##### DATA SECTION #####

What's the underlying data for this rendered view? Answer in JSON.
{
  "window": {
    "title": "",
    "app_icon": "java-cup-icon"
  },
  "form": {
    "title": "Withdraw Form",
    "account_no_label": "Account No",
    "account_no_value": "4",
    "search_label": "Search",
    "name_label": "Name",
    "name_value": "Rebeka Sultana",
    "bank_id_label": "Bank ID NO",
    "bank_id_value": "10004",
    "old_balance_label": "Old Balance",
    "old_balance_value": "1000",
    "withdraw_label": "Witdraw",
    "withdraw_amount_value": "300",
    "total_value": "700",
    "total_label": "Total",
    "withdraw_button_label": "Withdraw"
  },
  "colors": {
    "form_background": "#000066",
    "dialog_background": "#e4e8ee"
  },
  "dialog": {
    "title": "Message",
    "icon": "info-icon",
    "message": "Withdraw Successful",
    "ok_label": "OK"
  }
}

#####

THE EXERCISE » Copy out the whole listing exactly.

COMPLETED EXERCISE »
What's the underlying data for this rendered view? Answer in JSON.
{
  "window": {
    "title": "",
    "app_icon": "java-cup-icon"
  },
  "form": {
    "title": "Withdraw Form",
    "account_no_label": "Account No",
    "account_no_value": "4",
    "search_label": "Search",
    "name_label": "Name",
    "name_value": "Rebeka Sultana",
    "bank_id_label": "Bank ID NO",
    "bank_id_value": "10004",
    "old_balance_label": "Old Balance",
    "old_balance_value": "1000",
    "withdraw_label": "Witdraw",
    "withdraw_amount_value": "300",
    "total_value": "700",
    "total_label": "Total",
    "withdraw_button_label": "Withdraw"
  },
  "colors": {
    "form_background": "#000066",
    "dialog_background": "#e4e8ee"
  },
  "dialog": {
    "title": "Message",
    "icon": "info-icon",
    "message": "Withdraw Successful",
    "ok_label": "OK"
  }
}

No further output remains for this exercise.